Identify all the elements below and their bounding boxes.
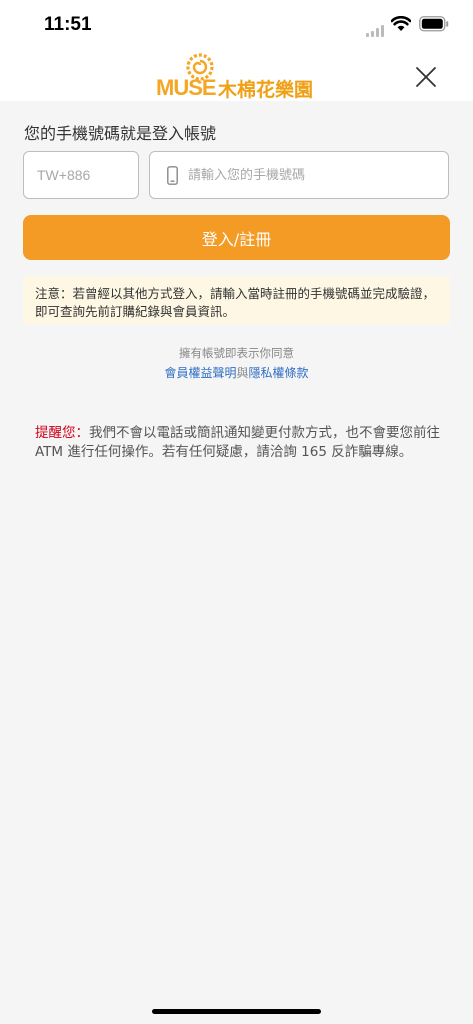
signal-icon <box>366 22 384 41</box>
logo-spiral-icon <box>186 53 214 81</box>
warning-text: 我們不會以電話或簡訊通知變更付款方式，也不會要您前往 ATM 進行任何操作。若有… <box>35 425 440 460</box>
phone-input[interactable] <box>188 152 438 198</box>
fraud-warning: 提醒您：我們不會以電話或簡訊通知變更付款方式，也不會要您前往 ATM 進行任何操… <box>35 424 440 462</box>
terms-joiner: 與 <box>236 366 249 380</box>
battery-icon <box>419 16 449 36</box>
wifi-icon <box>390 15 412 36</box>
country-code-select[interactable]: TW+886 <box>23 151 139 199</box>
phone-field[interactable] <box>149 151 449 199</box>
warning-label: 提醒您： <box>35 425 89 441</box>
terms-intro: 擁有帳號即表示你同意 <box>179 346 294 360</box>
member-rights-link[interactable]: 會員權益聲明 <box>164 366 236 380</box>
status-time: 11:51 <box>44 14 92 35</box>
close-button[interactable] <box>414 65 438 89</box>
login-screen: 11:51 MUSE 木棉花樂園 您的手機號碼就是登入帳號 TW+886 請輸入… <box>0 0 473 1024</box>
terms-links: 會員權益聲明與隱私權條款 <box>0 364 473 381</box>
status-bar: 11:51 <box>0 0 473 52</box>
close-icon <box>416 67 436 87</box>
notice-box: 注意：若曾經以其他方式登入，請輸入當時註冊的手機號碼並完成驗證，即可查詢先前訂購… <box>23 276 450 324</box>
login-register-button[interactable]: 登入/註冊 <box>23 215 450 260</box>
header-bar: MUSE 木棉花樂園 <box>0 52 473 101</box>
login-title: 您的手機號碼就是登入帳號 <box>24 124 217 143</box>
logo-cjk-text: 木棉花樂園 <box>218 79 314 101</box>
muse-logo: MUSE 木棉花樂園 <box>156 52 326 101</box>
privacy-policy-link[interactable]: 隱私權條款 <box>249 366 309 380</box>
mobile-phone-icon <box>167 166 178 185</box>
home-indicator[interactable] <box>152 1009 321 1014</box>
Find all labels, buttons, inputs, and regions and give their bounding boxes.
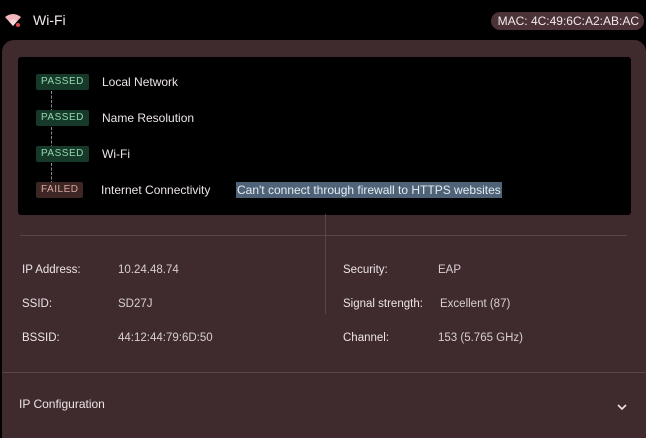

################

» **What is asked**
Duplicate all of the data above line for line, leaving out the pictures.

» **Correct response**
Identify all the elements below and their bounding boxes.
signal-icon <box>366 22 384 41</box>
logo-spiral-icon <box>186 53 214 81</box>
warning-text: 我們不會以電話或簡訊通知變更付款方式，也不會要您前往 ATM 進行任何操作。若有… <box>35 425 440 460</box>
phone-input[interactable] <box>188 152 438 198</box>
fraud-warning: 提醒您：我們不會以電話或簡訊通知變更付款方式，也不會要您前往 ATM 進行任何操… <box>35 424 440 462</box>
terms-joiner: 與 <box>236 366 249 380</box>
battery-icon <box>419 16 449 36</box>
wifi-icon <box>390 15 412 36</box>
country-code-select[interactable]: TW+886 <box>23 151 139 199</box>
phone-field[interactable] <box>149 151 449 199</box>
warning-label: 提醒您： <box>35 425 89 441</box>
terms-intro: 擁有帳號即表示你同意 <box>179 346 294 360</box>
member-rights-link[interactable]: 會員權益聲明 <box>164 366 236 380</box>
status-time: 11:51 <box>44 14 92 35</box>
close-button[interactable] <box>414 65 438 89</box>
login-screen: 11:51 MUSE 木棉花樂園 您的手機號碼就是登入帳號 TW+886 請輸入… <box>0 0 473 1024</box>
terms-links: 會員權益聲明與隱私權條款 <box>0 364 473 381</box>
status-bar: 11:51 <box>0 0 473 52</box>
close-icon <box>416 67 436 87</box>
notice-box: 注意：若曾經以其他方式登入，請輸入當時註冊的手機號碼並完成驗證，即可查詢先前訂購… <box>23 276 450 324</box>
login-register-button[interactable]: 登入/註冊 <box>23 215 450 260</box>
header-bar: MUSE 木棉花樂園 <box>0 52 473 101</box>
login-title: 您的手機號碼就是登入帳號 <box>24 124 217 143</box>
logo-cjk-text: 木棉花樂園 <box>218 79 314 101</box>
muse-logo: MUSE 木棉花樂園 <box>156 52 326 101</box>
privacy-policy-link[interactable]: 隱私權條款 <box>249 366 309 380</box>
mobile-phone-icon <box>167 166 178 185</box>
home-indicator[interactable] <box>152 1009 321 1014</box>
Find all labels, buttons, inputs, and regions and give their bounding boxes.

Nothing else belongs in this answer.